:: Problem requirements ::
Copy each line of the data below exactly, leaving out pictures.

:: Materials provided ::
= = = =

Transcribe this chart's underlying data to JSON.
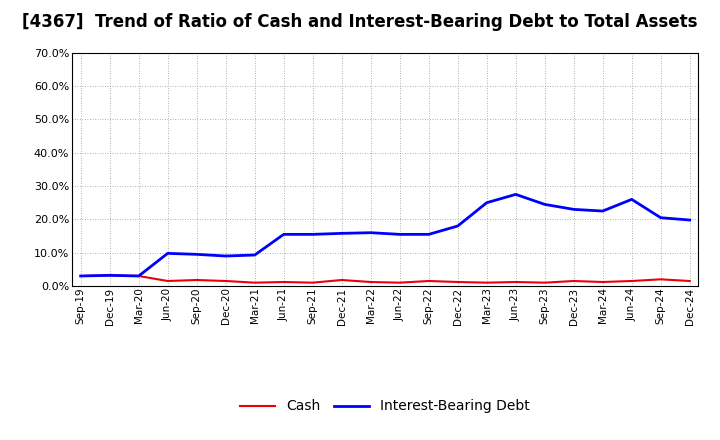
{
  "title": "[4367]  Trend of Ratio of Cash and Interest-Bearing Debt to Total Assets",
  "x_labels": [
    "Sep-19",
    "Dec-19",
    "Mar-20",
    "Jun-20",
    "Sep-20",
    "Dec-20",
    "Mar-21",
    "Jun-21",
    "Sep-21",
    "Dec-21",
    "Mar-22",
    "Jun-22",
    "Sep-22",
    "Dec-22",
    "Mar-23",
    "Jun-23",
    "Sep-23",
    "Dec-23",
    "Mar-24",
    "Jun-24",
    "Sep-24",
    "Dec-24"
  ],
  "cash": [
    3.0,
    3.2,
    3.0,
    1.5,
    1.8,
    1.5,
    1.0,
    1.2,
    1.0,
    1.8,
    1.2,
    1.0,
    1.5,
    1.2,
    1.0,
    1.2,
    1.0,
    1.5,
    1.2,
    1.5,
    2.0,
    1.5
  ],
  "ibd": [
    3.0,
    3.2,
    3.0,
    9.8,
    9.5,
    9.0,
    9.3,
    15.5,
    15.5,
    15.8,
    16.0,
    15.5,
    15.5,
    18.0,
    25.0,
    27.5,
    24.5,
    23.0,
    22.5,
    26.0,
    20.5,
    19.8
  ],
  "cash_color": "#e8000d",
  "ibd_color": "#0000ff",
  "ylim": [
    0,
    70
  ],
  "yticks": [
    0,
    10,
    20,
    30,
    40,
    50,
    60,
    70
  ],
  "title_fontsize": 12,
  "background_color": "#ffffff",
  "grid_color": "#999999",
  "legend_labels": [
    "Cash",
    "Interest-Bearing Debt"
  ]
}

= = = =

:: Final result ::
Transcribe this chart's underlying data to JSON.
{
  "title": "[4367]  Trend of Ratio of Cash and Interest-Bearing Debt to Total Assets",
  "x_labels": [
    "Sep-19",
    "Dec-19",
    "Mar-20",
    "Jun-20",
    "Sep-20",
    "Dec-20",
    "Mar-21",
    "Jun-21",
    "Sep-21",
    "Dec-21",
    "Mar-22",
    "Jun-22",
    "Sep-22",
    "Dec-22",
    "Mar-23",
    "Jun-23",
    "Sep-23",
    "Dec-23",
    "Mar-24",
    "Jun-24",
    "Sep-24",
    "Dec-24"
  ],
  "cash": [
    3.0,
    3.2,
    3.0,
    1.5,
    1.8,
    1.5,
    1.0,
    1.2,
    1.0,
    1.8,
    1.2,
    1.0,
    1.5,
    1.2,
    1.0,
    1.2,
    1.0,
    1.5,
    1.2,
    1.5,
    2.0,
    1.5
  ],
  "ibd": [
    3.0,
    3.2,
    3.0,
    9.8,
    9.5,
    9.0,
    9.3,
    15.5,
    15.5,
    15.8,
    16.0,
    15.5,
    15.5,
    18.0,
    25.0,
    27.5,
    24.5,
    23.0,
    22.5,
    26.0,
    20.5,
    19.8
  ],
  "cash_color": "#e8000d",
  "ibd_color": "#0000ff",
  "ylim": [
    0,
    70
  ],
  "yticks": [
    0,
    10,
    20,
    30,
    40,
    50,
    60,
    70
  ],
  "title_fontsize": 12,
  "background_color": "#ffffff",
  "grid_color": "#999999",
  "legend_labels": [
    "Cash",
    "Interest-Bearing Debt"
  ]
}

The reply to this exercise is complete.